STATED TASK ->
Repeat every entry word for word, but leave the images out of your copy.

(Structured figure records)
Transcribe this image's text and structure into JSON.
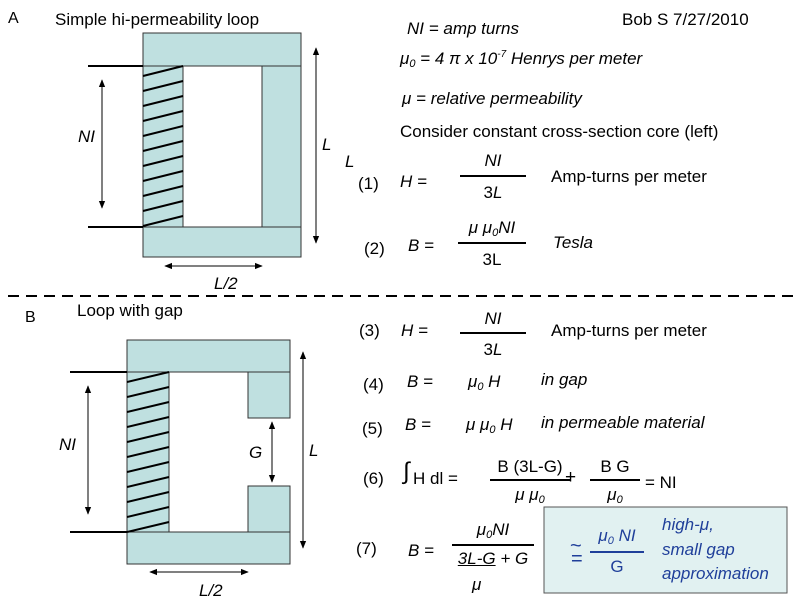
{
  "header": {
    "section_a_letter": "A",
    "section_a_title": "Simple hi-permeability loop",
    "author": "Bob S 7/27/2010",
    "section_b_letter": "B",
    "section_b_title": "Loop with gap"
  },
  "definitions": {
    "ni_lhs": "NI",
    "ni_rhs": "= amp turns",
    "mu0_lhs": "μ",
    "mu0_sub": "0",
    "mu0_rhs": " = 4 π x 10",
    "mu0_exp": "-7",
    "mu0_unit": " Henrys per meter",
    "mu_line": "μ = relative permeability",
    "consider": "Consider constant cross-section core (left)"
  },
  "diagram_a": {
    "coil_label": "NI",
    "length_label": "L",
    "stray_label": "L",
    "width_label": "L/2"
  },
  "diagram_b": {
    "coil_label": "NI",
    "length_label": "L",
    "gap_label": "G",
    "width_label": "L/2"
  },
  "equations": {
    "eq1": {
      "num": "(1)",
      "lhs": "H =",
      "frac_num": "NI",
      "frac_den_a": "3",
      "frac_den_b": "L",
      "note": "Amp-turns per meter"
    },
    "eq2": {
      "num": "(2)",
      "lhs": "B =",
      "frac_num_a": "μ μ",
      "frac_num_sub": "0",
      "frac_num_b": "NI",
      "frac_den": "3L",
      "note": "Tesla"
    },
    "eq3": {
      "num": "(3)",
      "lhs": "H =",
      "frac_num": "NI",
      "frac_den_a": "3",
      "frac_den_b": "L",
      "note": "Amp-turns per meter"
    },
    "eq4": {
      "num": "(4)",
      "lhs": "B =",
      "rhs_a": "μ",
      "rhs_sub": "0",
      "rhs_b": " H",
      "note": "in gap"
    },
    "eq5": {
      "num": "(5)",
      "lhs": "B =",
      "rhs_a": "μ μ",
      "rhs_sub": "0",
      "rhs_b": " H",
      "note": "in permeable material"
    },
    "eq6": {
      "num": "(6)",
      "integral": "∫",
      "integrand": " H dl =",
      "f1_num": "B (3L-G)",
      "f1_den_a": "μ  μ",
      "f1_den_sub": "0",
      "plus": "+",
      "f2_num": "B G",
      "f2_den_a": "μ",
      "f2_den_sub": "0",
      "result": "= NI"
    },
    "eq7": {
      "num": "(7)",
      "lhs": "B =",
      "num_a": "μ",
      "num_sub": "0",
      "num_b": "NI",
      "den_ul": "3L-G",
      "den_rest": " + G",
      "den_mu": "μ"
    }
  },
  "approx_box": {
    "tilde": "~",
    "equals": "=",
    "num_a": "μ",
    "num_sub": "0",
    "num_b": " NI",
    "den": "G",
    "line1": "high-μ,",
    "line2": "small gap",
    "line3": "approximation"
  },
  "colors": {
    "core": "#bfe0e0",
    "box_fill": "#e1f1f1",
    "box_text": "#1f3f9a"
  }
}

WRITTEN ANSWER ->
Transcribe this image's text and structure into JSON.
{
  "header": {
    "section_a_letter": "A",
    "section_a_title": "Simple hi-permeability loop",
    "author": "Bob S 7/27/2010",
    "section_b_letter": "B",
    "section_b_title": "Loop with gap"
  },
  "definitions": {
    "ni_lhs": "NI",
    "ni_rhs": "= amp turns",
    "mu0_lhs": "μ",
    "mu0_sub": "0",
    "mu0_rhs": " = 4 π x 10",
    "mu0_exp": "-7",
    "mu0_unit": " Henrys per meter",
    "mu_line": "μ = relative permeability",
    "consider": "Consider constant cross-section core (left)"
  },
  "diagram_a": {
    "coil_label": "NI",
    "length_label": "L",
    "stray_label": "L",
    "width_label": "L/2"
  },
  "diagram_b": {
    "coil_label": "NI",
    "length_label": "L",
    "gap_label": "G",
    "width_label": "L/2"
  },
  "equations": {
    "eq1": {
      "num": "(1)",
      "lhs": "H =",
      "frac_num": "NI",
      "frac_den_a": "3",
      "frac_den_b": "L",
      "note": "Amp-turns per meter"
    },
    "eq2": {
      "num": "(2)",
      "lhs": "B =",
      "frac_num_a": "μ μ",
      "frac_num_sub": "0",
      "frac_num_b": "NI",
      "frac_den": "3L",
      "note": "Tesla"
    },
    "eq3": {
      "num": "(3)",
      "lhs": "H =",
      "frac_num": "NI",
      "frac_den_a": "3",
      "frac_den_b": "L",
      "note": "Amp-turns per meter"
    },
    "eq4": {
      "num": "(4)",
      "lhs": "B =",
      "rhs_a": "μ",
      "rhs_sub": "0",
      "rhs_b": " H",
      "note": "in gap"
    },
    "eq5": {
      "num": "(5)",
      "lhs": "B =",
      "rhs_a": "μ μ",
      "rhs_sub": "0",
      "rhs_b": " H",
      "note": "in permeable material"
    },
    "eq6": {
      "num": "(6)",
      "integral": "∫",
      "integrand": " H dl =",
      "f1_num": "B (3L-G)",
      "f1_den_a": "μ  μ",
      "f1_den_sub": "0",
      "plus": "+",
      "f2_num": "B G",
      "f2_den_a": "μ",
      "f2_den_sub": "0",
      "result": "= NI"
    },
    "eq7": {
      "num": "(7)",
      "lhs": "B =",
      "num_a": "μ",
      "num_sub": "0",
      "num_b": "NI",
      "den_ul": "3L-G",
      "den_rest": " + G",
      "den_mu": "μ"
    }
  },
  "approx_box": {
    "tilde": "~",
    "equals": "=",
    "num_a": "μ",
    "num_sub": "0",
    "num_b": " NI",
    "den": "G",
    "line1": "high-μ,",
    "line2": "small gap",
    "line3": "approximation"
  },
  "colors": {
    "core": "#bfe0e0",
    "box_fill": "#e1f1f1",
    "box_text": "#1f3f9a"
  }
}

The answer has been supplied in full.